--- RECORDS FOR THE TASK ---
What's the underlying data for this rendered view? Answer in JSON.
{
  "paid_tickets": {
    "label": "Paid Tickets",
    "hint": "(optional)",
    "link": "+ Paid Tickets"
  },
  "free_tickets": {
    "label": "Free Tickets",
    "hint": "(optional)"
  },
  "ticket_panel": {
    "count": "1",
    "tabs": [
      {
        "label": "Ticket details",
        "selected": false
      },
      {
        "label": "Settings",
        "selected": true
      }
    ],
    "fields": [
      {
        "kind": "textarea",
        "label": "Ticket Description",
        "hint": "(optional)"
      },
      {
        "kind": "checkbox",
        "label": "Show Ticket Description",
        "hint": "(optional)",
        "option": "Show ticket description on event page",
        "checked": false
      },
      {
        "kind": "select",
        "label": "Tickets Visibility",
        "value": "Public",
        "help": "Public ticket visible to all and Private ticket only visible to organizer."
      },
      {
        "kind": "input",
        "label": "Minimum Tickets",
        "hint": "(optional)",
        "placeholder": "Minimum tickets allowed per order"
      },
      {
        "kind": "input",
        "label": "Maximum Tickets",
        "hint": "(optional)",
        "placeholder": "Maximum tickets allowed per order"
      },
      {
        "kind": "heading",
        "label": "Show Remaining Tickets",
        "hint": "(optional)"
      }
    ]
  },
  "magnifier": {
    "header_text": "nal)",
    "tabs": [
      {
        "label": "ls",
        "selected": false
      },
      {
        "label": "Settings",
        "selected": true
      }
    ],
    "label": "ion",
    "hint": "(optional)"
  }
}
---
» **AIM**: All of the data needs to be printed once more, exactly.

» **THE OUTPUT**:
What's the underlying data for this rendered view? Answer in JSON.
{
  "paid_tickets": {
    "label": "Paid Tickets",
    "hint": "(optional)",
    "link": "+ Paid Tickets"
  },
  "free_tickets": {
    "label": "Free Tickets",
    "hint": "(optional)"
  },
  "ticket_panel": {
    "count": "1",
    "tabs": [
      {
        "label": "Ticket details",
        "selected": false
      },
      {
        "label": "Settings",
        "selected": true
      }
    ],
    "fields": [
      {
        "kind": "textarea",
        "label": "Ticket Description",
        "hint": "(optional)"
      },
      {
        "kind": "checkbox",
        "label": "Show Ticket Description",
        "hint": "(optional)",
        "option": "Show ticket description on event page",
        "checked": false
      },
      {
        "kind": "select",
        "label": "Tickets Visibility",
        "value": "Public",
        "help": "Public ticket visible to all and Private ticket only visible to organizer."
      },
      {
        "kind": "input",
        "label": "Minimum Tickets",
        "hint": "(optional)",
        "placeholder": "Minimum tickets allowed per order"
      },
      {
        "kind": "input",
        "label": "Maximum Tickets",
        "hint": "(optional)",
        "placeholder": "Maximum tickets allowed per order"
      },
      {
        "kind": "heading",
        "label": "Show Remaining Tickets",
        "hint": "(optional)"
      }
    ]
  },
  "magnifier": {
    "header_text": "nal)",
    "tabs": [
      {
        "label": "ls",
        "selected": false
      },
      {
        "label": "Settings",
        "selected": true
      }
    ],
    "label": "ion",
    "hint": "(optional)"
  }
}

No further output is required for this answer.